▶ Exercise directions
In the entries below, find every line holding the string "order" and collect it.

-- START OF Records for the exercise --

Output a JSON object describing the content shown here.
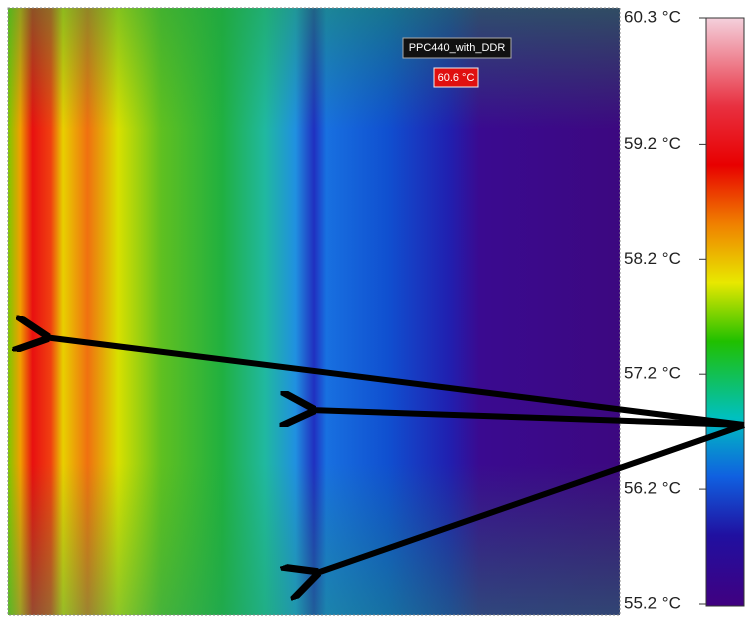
{
  "image": {
    "label": "PPC440_with_DDR",
    "spot_temperature": "60.6 °C"
  },
  "colorbar": {
    "range": [
      55.2,
      60.3
    ],
    "ticks": [
      {
        "value": 60.3,
        "label": "60.3 °C"
      },
      {
        "value": 59.2,
        "label": "59.2 °C"
      },
      {
        "value": 58.2,
        "label": "58.2 °C"
      },
      {
        "value": 57.2,
        "label": "57.2 °C"
      },
      {
        "value": 56.2,
        "label": "56.2 °C"
      },
      {
        "value": 55.2,
        "label": "55.2 °C"
      }
    ]
  }
}
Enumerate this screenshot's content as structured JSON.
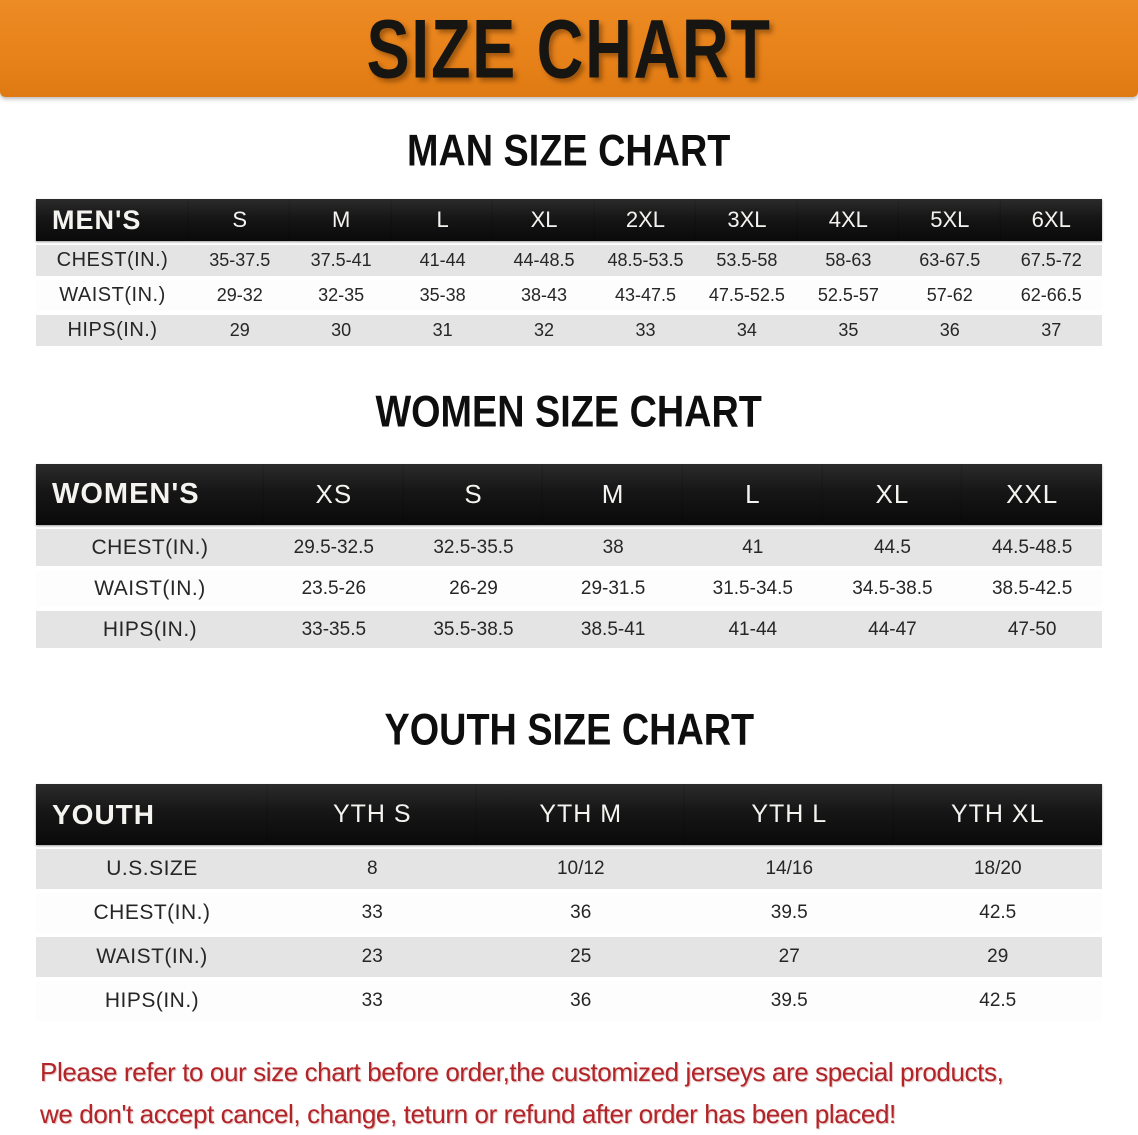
{
  "banner": {
    "title": "SIZE CHART"
  },
  "chart_data": [
    {
      "type": "table",
      "title": "MAN SIZE CHART",
      "corner_label": "MEN'S",
      "columns": [
        "S",
        "M",
        "L",
        "XL",
        "2XL",
        "3XL",
        "4XL",
        "5XL",
        "6XL"
      ],
      "rows": [
        {
          "label": "CHEST(IN.)",
          "values": [
            "35-37.5",
            "37.5-41",
            "41-44",
            "44-48.5",
            "48.5-53.5",
            "53.5-58",
            "58-63",
            "63-67.5",
            "67.5-72"
          ]
        },
        {
          "label": "WAIST(IN.)",
          "values": [
            "29-32",
            "32-35",
            "35-38",
            "38-43",
            "43-47.5",
            "47.5-52.5",
            "52.5-57",
            "57-62",
            "62-66.5"
          ]
        },
        {
          "label": "HIPS(IN.)",
          "values": [
            "29",
            "30",
            "31",
            "32",
            "33",
            "34",
            "35",
            "36",
            "37"
          ]
        }
      ]
    },
    {
      "type": "table",
      "title": "WOMEN SIZE CHART",
      "corner_label": "WOMEN'S",
      "columns": [
        "XS",
        "S",
        "M",
        "L",
        "XL",
        "XXL"
      ],
      "rows": [
        {
          "label": "CHEST(IN.)",
          "values": [
            "29.5-32.5",
            "32.5-35.5",
            "38",
            "41",
            "44.5",
            "44.5-48.5"
          ]
        },
        {
          "label": "WAIST(IN.)",
          "values": [
            "23.5-26",
            "26-29",
            "29-31.5",
            "31.5-34.5",
            "34.5-38.5",
            "38.5-42.5"
          ]
        },
        {
          "label": "HIPS(IN.)",
          "values": [
            "33-35.5",
            "35.5-38.5",
            "38.5-41",
            "41-44",
            "44-47",
            "47-50"
          ]
        }
      ]
    },
    {
      "type": "table",
      "title": "YOUTH SIZE CHART",
      "corner_label": "YOUTH",
      "columns": [
        "YTH S",
        "YTH M",
        "YTH L",
        "YTH XL"
      ],
      "rows": [
        {
          "label": "U.S.SIZE",
          "values": [
            "8",
            "10/12",
            "14/16",
            "18/20"
          ]
        },
        {
          "label": "CHEST(IN.)",
          "values": [
            "33",
            "36",
            "39.5",
            "42.5"
          ]
        },
        {
          "label": "WAIST(IN.)",
          "values": [
            "23",
            "25",
            "27",
            "29"
          ]
        },
        {
          "label": "HIPS(IN.)",
          "values": [
            "33",
            "36",
            "39.5",
            "42.5"
          ]
        }
      ]
    }
  ],
  "disclaimer": {
    "line1": "Please refer to our size chart before order,the customized jerseys are special products,",
    "line2": "we don't accept cancel, change, teturn or refund after order has been placed!"
  },
  "colors": {
    "banner_bg": "#E8821A",
    "banner_text": "#171512",
    "header_bar_bg": "#161616",
    "header_bar_text": "#F5F3EF",
    "row_alt_bg": "#E4E4E5",
    "row_bg": "#FDFDFD",
    "body_text": "#262626",
    "heading_text": "#0E0E0E",
    "disclaimer_text": "#B22428"
  }
}
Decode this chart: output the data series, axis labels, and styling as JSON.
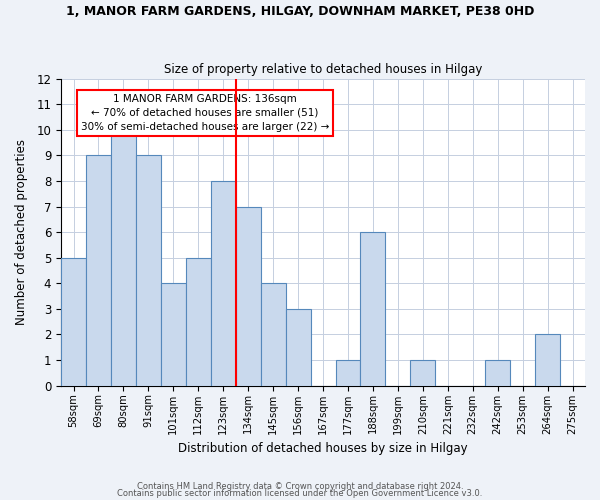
{
  "title1": "1, MANOR FARM GARDENS, HILGAY, DOWNHAM MARKET, PE38 0HD",
  "title2": "Size of property relative to detached houses in Hilgay",
  "xlabel": "Distribution of detached houses by size in Hilgay",
  "ylabel": "Number of detached properties",
  "bin_labels": [
    "58sqm",
    "69sqm",
    "80sqm",
    "91sqm",
    "101sqm",
    "112sqm",
    "123sqm",
    "134sqm",
    "145sqm",
    "156sqm",
    "167sqm",
    "177sqm",
    "188sqm",
    "199sqm",
    "210sqm",
    "221sqm",
    "232sqm",
    "242sqm",
    "253sqm",
    "264sqm",
    "275sqm"
  ],
  "bar_heights": [
    5,
    9,
    10,
    9,
    4,
    5,
    8,
    7,
    4,
    3,
    0,
    1,
    6,
    0,
    1,
    0,
    0,
    1,
    0,
    2,
    0
  ],
  "bar_color": "#c9d9ed",
  "bar_edgecolor": "#5588bb",
  "red_line_x": 7,
  "ylim": [
    0,
    12
  ],
  "yticks": [
    0,
    1,
    2,
    3,
    4,
    5,
    6,
    7,
    8,
    9,
    10,
    11,
    12
  ],
  "annotation_title": "1 MANOR FARM GARDENS: 136sqm",
  "annotation_line1": "← 70% of detached houses are smaller (51)",
  "annotation_line2": "30% of semi-detached houses are larger (22) →",
  "footer1": "Contains HM Land Registry data © Crown copyright and database right 2024.",
  "footer2": "Contains public sector information licensed under the Open Government Licence v3.0.",
  "bg_color": "#eef2f8",
  "plot_bg_color": "#ffffff",
  "grid_color": "#c5cfe0"
}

-- END OF Records for the exercise --

▶ Answer to this problem
    "line1": "Please refer to our size chart before order,the customized jerseys are special products,",
    "line2": "we don't accept cancel, change, teturn or refund after order has been placed!"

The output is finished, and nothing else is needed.